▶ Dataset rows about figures
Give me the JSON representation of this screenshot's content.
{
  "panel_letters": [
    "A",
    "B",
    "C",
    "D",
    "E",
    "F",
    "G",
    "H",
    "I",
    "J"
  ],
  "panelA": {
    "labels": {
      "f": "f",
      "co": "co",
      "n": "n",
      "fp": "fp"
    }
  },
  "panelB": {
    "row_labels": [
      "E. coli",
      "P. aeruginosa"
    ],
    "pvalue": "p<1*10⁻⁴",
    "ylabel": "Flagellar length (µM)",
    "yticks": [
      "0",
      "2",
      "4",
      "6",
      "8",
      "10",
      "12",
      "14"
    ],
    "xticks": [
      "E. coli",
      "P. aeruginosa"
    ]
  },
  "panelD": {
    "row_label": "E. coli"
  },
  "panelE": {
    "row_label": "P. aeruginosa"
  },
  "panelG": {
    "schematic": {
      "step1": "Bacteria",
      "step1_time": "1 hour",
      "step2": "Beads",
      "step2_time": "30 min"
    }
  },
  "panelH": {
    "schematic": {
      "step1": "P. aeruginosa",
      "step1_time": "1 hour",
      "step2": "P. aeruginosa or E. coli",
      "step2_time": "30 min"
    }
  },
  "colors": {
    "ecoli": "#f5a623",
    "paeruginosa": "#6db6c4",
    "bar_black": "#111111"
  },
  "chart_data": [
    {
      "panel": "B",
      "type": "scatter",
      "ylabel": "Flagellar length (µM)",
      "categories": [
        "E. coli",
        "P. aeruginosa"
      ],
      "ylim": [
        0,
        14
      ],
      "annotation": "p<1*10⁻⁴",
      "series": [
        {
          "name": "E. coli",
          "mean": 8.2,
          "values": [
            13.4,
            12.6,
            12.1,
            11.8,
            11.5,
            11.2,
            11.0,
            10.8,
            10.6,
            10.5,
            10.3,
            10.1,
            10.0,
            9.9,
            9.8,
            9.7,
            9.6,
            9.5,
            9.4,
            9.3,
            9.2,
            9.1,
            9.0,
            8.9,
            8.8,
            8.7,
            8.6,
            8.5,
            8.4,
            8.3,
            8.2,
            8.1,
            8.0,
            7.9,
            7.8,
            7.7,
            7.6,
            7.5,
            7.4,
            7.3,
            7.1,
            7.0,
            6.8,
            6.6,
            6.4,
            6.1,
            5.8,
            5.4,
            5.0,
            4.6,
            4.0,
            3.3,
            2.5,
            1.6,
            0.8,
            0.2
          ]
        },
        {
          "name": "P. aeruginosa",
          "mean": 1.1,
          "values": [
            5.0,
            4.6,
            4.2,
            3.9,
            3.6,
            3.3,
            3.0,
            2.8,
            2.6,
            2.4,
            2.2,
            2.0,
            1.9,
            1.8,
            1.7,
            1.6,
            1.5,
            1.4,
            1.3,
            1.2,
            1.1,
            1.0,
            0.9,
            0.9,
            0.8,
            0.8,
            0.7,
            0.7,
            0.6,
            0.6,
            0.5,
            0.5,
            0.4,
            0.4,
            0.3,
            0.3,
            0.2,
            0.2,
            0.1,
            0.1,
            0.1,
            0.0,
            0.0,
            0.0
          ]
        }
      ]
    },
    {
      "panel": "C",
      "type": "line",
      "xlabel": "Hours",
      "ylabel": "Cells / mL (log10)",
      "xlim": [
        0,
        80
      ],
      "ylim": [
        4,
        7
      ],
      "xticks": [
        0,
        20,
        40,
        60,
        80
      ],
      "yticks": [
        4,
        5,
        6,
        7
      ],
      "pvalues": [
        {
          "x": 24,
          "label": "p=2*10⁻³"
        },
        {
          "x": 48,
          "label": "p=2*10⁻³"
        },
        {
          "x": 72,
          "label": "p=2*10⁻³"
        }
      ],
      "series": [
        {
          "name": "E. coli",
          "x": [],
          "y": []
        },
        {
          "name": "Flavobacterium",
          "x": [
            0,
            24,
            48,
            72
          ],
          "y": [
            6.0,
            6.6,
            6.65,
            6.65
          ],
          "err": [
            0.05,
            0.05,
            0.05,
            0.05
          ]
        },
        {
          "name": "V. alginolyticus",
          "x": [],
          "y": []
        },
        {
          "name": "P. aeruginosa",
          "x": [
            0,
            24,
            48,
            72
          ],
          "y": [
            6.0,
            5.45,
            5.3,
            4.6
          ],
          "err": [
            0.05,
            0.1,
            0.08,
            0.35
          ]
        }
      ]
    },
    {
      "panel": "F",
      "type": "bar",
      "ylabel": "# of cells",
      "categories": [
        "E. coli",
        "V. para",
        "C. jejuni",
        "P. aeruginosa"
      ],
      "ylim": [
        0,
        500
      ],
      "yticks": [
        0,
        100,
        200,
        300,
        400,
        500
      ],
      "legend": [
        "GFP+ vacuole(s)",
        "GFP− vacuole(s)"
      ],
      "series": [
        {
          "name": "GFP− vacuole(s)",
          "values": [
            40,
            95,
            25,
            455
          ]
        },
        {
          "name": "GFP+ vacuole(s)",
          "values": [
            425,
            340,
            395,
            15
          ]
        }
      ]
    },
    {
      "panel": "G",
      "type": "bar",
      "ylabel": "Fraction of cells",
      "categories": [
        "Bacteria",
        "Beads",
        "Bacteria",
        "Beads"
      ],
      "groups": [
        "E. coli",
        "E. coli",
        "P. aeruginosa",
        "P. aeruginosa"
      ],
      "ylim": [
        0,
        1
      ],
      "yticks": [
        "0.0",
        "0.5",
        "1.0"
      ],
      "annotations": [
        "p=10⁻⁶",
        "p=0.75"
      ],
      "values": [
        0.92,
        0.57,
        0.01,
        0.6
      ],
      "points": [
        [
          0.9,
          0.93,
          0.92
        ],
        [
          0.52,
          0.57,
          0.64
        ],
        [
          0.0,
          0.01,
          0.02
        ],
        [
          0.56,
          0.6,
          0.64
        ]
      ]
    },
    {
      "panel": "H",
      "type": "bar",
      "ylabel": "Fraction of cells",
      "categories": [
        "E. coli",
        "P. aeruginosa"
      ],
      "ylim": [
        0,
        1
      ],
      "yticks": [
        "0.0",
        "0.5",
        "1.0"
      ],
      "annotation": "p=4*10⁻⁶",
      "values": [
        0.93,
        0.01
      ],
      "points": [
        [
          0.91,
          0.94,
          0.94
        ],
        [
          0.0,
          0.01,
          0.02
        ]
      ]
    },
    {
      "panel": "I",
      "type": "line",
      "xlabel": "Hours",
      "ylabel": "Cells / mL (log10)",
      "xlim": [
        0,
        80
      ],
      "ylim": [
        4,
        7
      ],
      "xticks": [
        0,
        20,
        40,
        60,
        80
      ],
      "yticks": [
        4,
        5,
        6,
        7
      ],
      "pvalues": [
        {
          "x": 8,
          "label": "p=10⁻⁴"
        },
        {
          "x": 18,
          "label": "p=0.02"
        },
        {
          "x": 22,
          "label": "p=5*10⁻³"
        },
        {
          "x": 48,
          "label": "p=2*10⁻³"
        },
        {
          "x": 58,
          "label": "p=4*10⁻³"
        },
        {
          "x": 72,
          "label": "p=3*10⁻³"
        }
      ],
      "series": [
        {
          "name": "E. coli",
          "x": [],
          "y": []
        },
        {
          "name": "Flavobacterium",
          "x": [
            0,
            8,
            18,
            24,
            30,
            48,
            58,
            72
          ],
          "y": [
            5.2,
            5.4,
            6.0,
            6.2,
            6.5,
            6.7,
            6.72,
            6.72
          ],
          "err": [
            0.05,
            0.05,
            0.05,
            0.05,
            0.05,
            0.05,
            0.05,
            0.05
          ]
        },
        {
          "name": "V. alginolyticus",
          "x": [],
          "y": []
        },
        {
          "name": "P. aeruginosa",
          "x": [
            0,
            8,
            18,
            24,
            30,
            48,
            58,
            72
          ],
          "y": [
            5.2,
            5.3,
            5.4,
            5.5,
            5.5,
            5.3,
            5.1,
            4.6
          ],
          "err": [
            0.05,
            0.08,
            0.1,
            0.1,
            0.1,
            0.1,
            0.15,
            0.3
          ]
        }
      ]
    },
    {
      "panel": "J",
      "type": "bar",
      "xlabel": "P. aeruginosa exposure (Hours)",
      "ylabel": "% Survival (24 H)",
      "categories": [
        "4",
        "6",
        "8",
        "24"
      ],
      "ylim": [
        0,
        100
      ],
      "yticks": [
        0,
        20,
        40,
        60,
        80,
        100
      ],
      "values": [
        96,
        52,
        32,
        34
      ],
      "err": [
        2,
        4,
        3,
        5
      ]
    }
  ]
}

▶ TASK BRIEF
Whenever the word "ylabel" occurs in a line above, copy that line.

▶ EXERCISE ANSWER
    "ylabel": "Flagellar length (µM)",
      "ylabel": "Flagellar length (µM)",
      "ylabel": "Cells / mL (log10)",
      "ylabel": "# of cells",
      "ylabel": "Fraction of cells",
      "ylabel": "Fraction of cells",
      "ylabel": "Cells / mL (log10)",
      "ylabel": "% Survival (24 H)",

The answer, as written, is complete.